**OBJECTIVE:**
Pick every line with "JSON" from the material below.

◆ ◆ ◆

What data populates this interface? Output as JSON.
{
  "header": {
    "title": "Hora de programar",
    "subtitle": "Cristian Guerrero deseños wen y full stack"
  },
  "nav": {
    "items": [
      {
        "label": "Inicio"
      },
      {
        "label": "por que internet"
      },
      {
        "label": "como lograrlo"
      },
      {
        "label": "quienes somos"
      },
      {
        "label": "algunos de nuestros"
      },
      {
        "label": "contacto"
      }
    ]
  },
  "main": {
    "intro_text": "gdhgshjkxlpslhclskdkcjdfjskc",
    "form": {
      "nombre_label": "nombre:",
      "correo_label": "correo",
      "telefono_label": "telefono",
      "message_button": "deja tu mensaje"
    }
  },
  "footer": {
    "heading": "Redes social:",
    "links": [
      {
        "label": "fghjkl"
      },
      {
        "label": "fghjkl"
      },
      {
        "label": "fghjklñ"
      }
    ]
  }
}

◆ ◆ ◆

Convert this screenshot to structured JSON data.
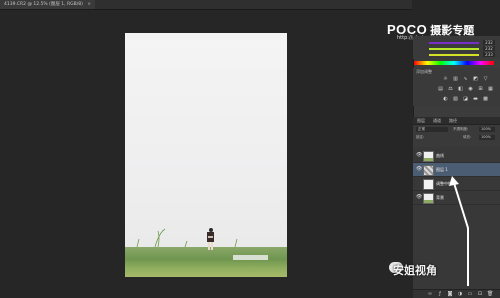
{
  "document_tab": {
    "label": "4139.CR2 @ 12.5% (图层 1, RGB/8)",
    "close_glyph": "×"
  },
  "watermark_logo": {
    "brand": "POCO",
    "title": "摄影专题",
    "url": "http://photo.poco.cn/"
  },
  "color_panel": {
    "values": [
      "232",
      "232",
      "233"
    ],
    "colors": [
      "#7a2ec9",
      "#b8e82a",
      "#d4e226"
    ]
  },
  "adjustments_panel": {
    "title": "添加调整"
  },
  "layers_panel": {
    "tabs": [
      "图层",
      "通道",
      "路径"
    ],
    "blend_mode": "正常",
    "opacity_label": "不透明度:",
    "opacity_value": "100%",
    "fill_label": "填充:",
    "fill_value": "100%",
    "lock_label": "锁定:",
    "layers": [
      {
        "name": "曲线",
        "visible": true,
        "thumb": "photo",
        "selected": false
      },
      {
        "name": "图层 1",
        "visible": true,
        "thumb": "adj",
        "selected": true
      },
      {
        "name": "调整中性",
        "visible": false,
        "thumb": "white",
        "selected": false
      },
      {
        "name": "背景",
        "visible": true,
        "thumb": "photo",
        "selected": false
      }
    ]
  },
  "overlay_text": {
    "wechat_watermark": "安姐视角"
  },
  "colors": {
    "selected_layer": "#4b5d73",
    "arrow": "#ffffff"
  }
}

◆ ◆ ◆

**OUTPUT BELOW:**
What data populates this interface? Output as JSON.
Convert this screenshot to structured JSON data.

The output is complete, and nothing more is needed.